Locate every line in the material below that has the word "מאות". Copy each of those lines.

■ Extracted records
——

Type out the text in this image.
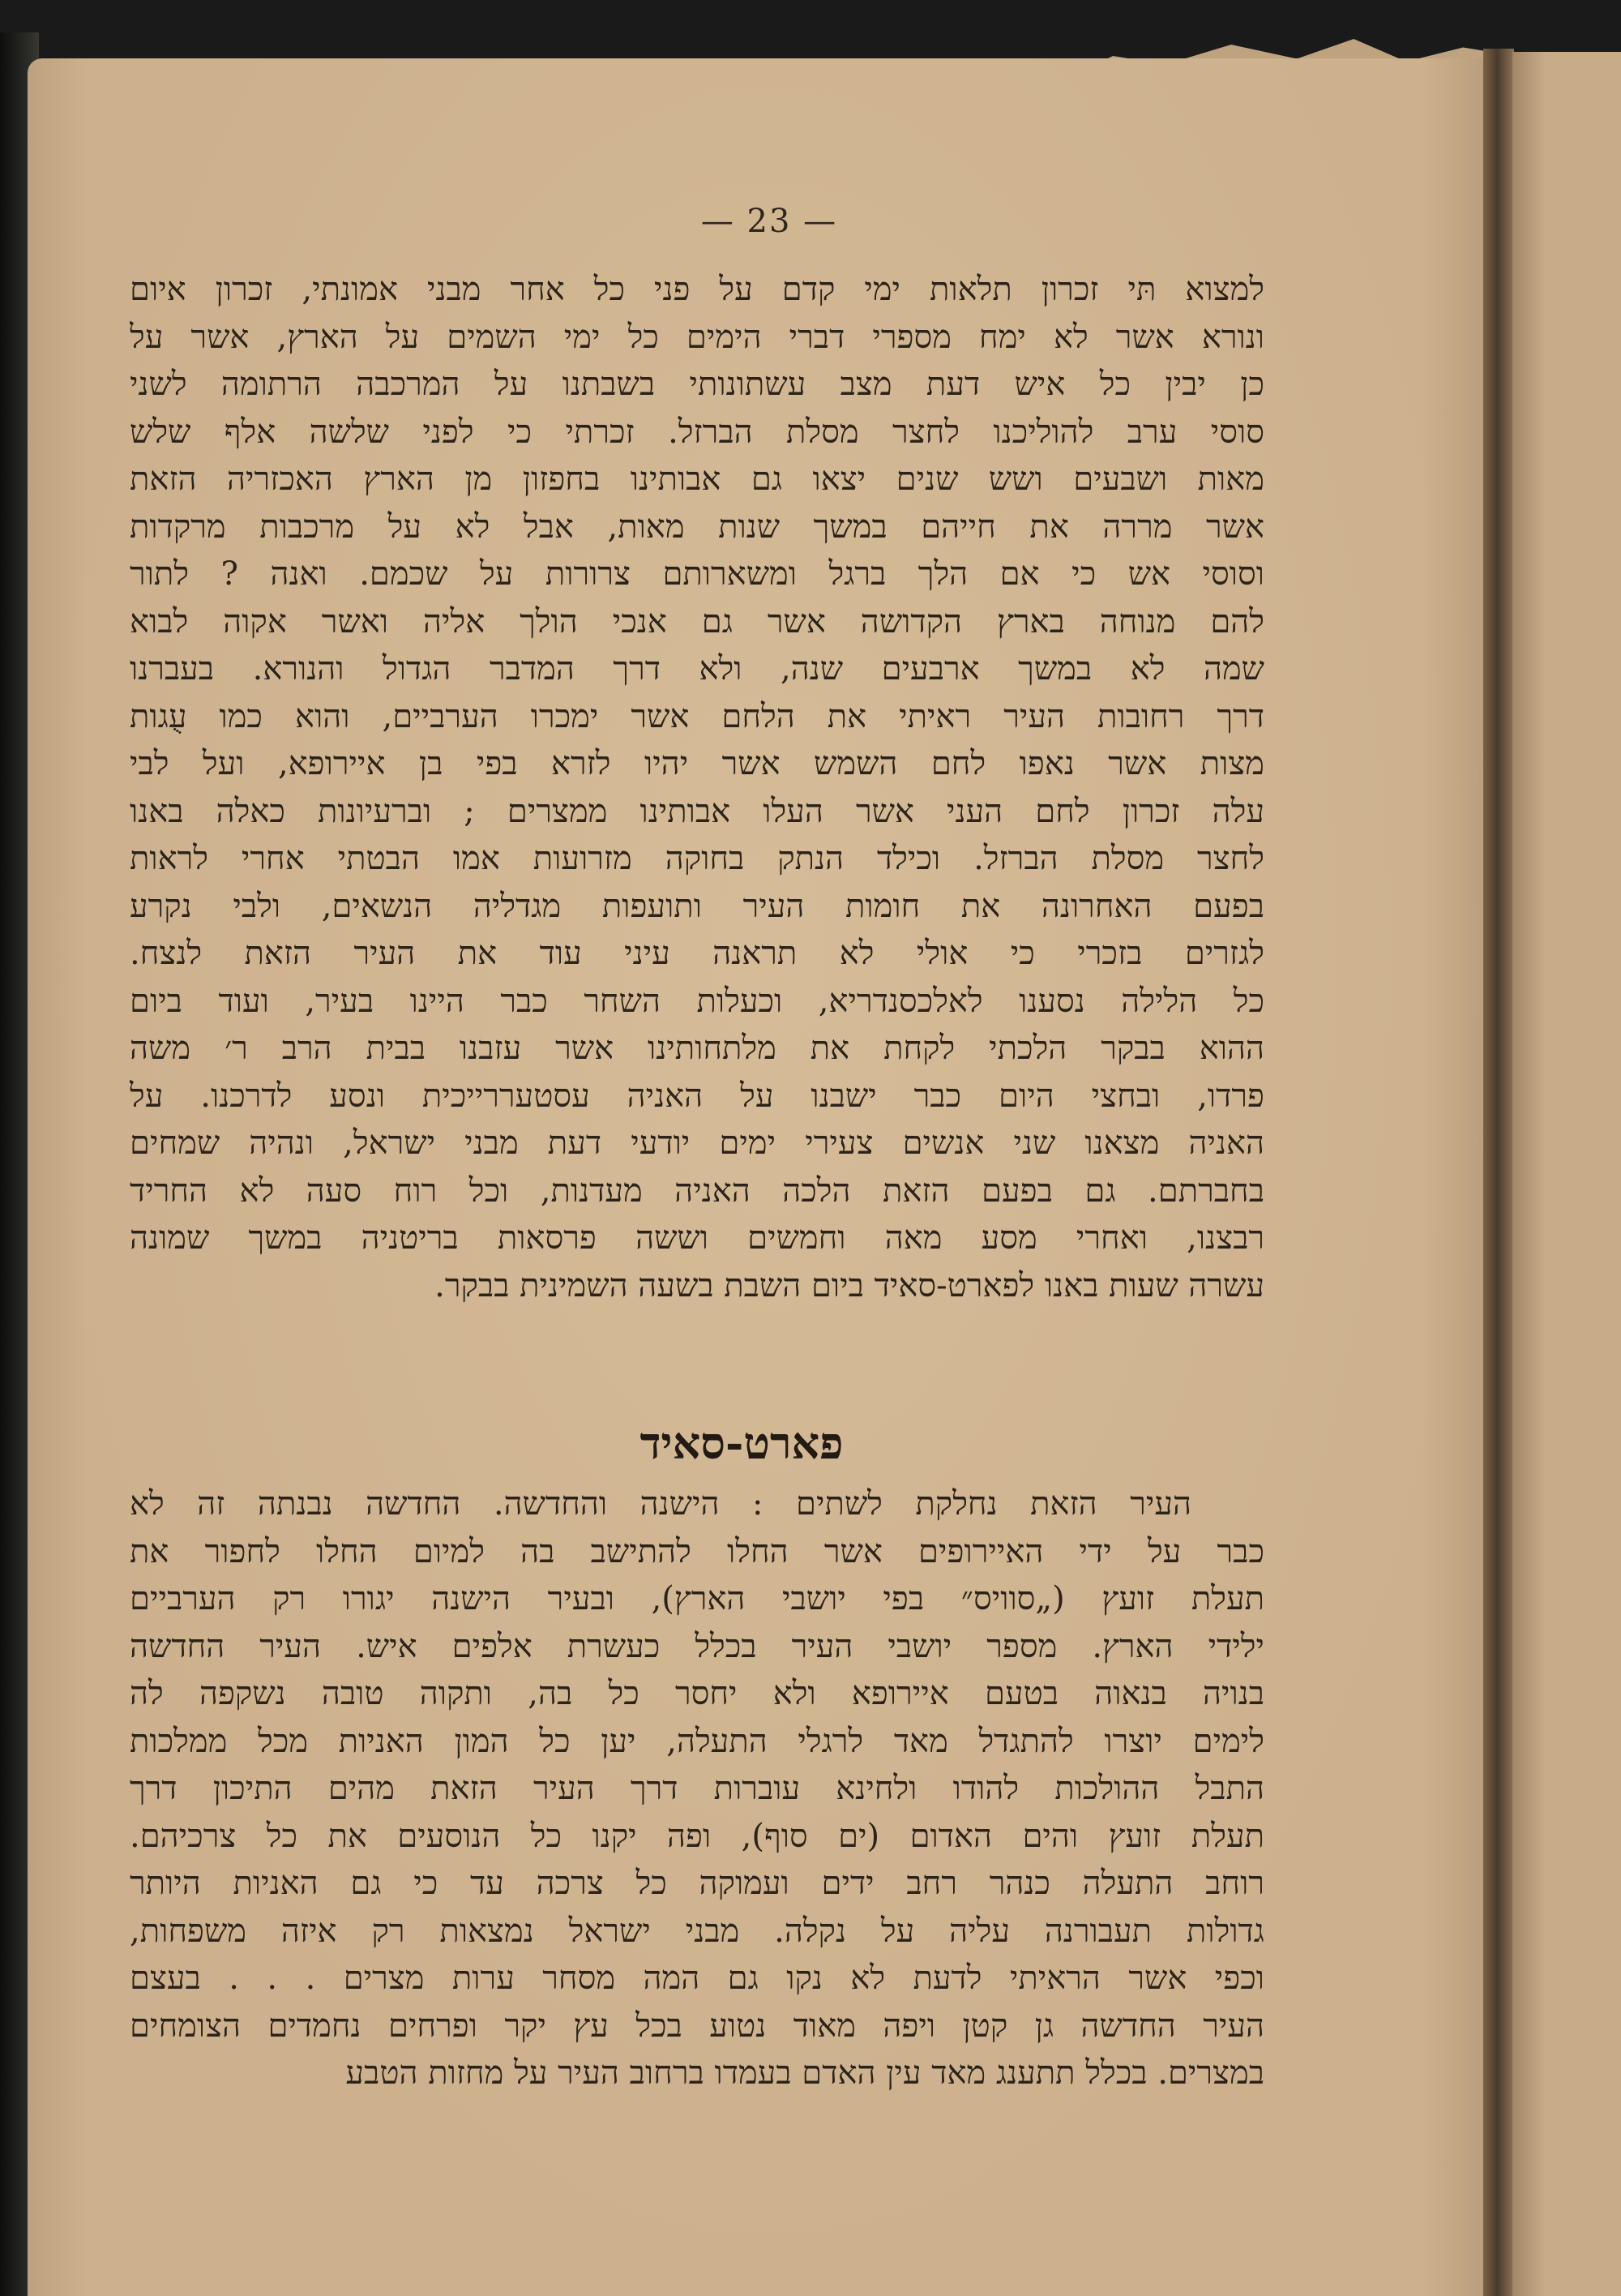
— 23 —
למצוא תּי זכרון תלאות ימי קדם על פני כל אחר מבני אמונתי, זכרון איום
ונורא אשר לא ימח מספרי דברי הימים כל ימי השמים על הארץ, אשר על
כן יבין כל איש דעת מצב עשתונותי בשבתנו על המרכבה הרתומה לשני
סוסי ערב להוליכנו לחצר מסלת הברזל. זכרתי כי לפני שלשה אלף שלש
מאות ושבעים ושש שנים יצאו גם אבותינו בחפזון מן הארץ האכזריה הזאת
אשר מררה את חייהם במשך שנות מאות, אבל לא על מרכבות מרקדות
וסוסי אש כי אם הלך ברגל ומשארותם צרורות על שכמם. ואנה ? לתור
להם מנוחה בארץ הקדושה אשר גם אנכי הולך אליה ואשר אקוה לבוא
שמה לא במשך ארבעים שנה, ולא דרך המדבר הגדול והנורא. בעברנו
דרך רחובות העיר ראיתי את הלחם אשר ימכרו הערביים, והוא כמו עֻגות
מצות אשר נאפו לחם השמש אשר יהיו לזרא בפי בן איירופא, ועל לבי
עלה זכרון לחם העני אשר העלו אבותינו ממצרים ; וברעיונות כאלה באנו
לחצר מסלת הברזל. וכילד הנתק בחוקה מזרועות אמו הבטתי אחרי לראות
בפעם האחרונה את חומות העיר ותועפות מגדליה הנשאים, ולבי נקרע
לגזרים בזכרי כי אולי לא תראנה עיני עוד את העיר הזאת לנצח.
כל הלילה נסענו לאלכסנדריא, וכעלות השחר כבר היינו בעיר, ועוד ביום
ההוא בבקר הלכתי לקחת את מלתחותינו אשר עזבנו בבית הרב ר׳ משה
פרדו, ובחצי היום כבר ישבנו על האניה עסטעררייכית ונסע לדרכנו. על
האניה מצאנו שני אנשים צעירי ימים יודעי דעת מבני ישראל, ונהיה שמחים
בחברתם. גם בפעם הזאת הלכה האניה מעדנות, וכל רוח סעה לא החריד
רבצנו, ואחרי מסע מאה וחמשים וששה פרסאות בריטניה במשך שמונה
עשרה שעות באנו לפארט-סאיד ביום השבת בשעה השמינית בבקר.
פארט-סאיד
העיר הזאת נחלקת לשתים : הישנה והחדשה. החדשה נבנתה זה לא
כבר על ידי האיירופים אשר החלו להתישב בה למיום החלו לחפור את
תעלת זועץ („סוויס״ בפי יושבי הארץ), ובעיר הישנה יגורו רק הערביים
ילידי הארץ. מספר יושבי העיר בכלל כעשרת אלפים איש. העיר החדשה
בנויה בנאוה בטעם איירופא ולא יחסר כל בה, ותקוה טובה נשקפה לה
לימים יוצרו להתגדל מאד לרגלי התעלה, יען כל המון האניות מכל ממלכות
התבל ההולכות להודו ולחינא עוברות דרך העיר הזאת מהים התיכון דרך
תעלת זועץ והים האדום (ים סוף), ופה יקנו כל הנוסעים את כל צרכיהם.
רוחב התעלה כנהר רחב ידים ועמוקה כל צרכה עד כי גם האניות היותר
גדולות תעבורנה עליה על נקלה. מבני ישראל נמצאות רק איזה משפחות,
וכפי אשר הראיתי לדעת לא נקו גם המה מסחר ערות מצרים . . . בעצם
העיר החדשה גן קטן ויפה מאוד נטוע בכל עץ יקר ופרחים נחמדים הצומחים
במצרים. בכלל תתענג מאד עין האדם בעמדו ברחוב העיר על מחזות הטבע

——

■ CORRECT ANSWER
מאות ושבעים ושש שנים יצאו גם אבותינו בחפזון מן הארץ האכזריה הזאת
אשר מררה את חייהם במשך שנות מאות, אבל לא על מרכבות מרקדות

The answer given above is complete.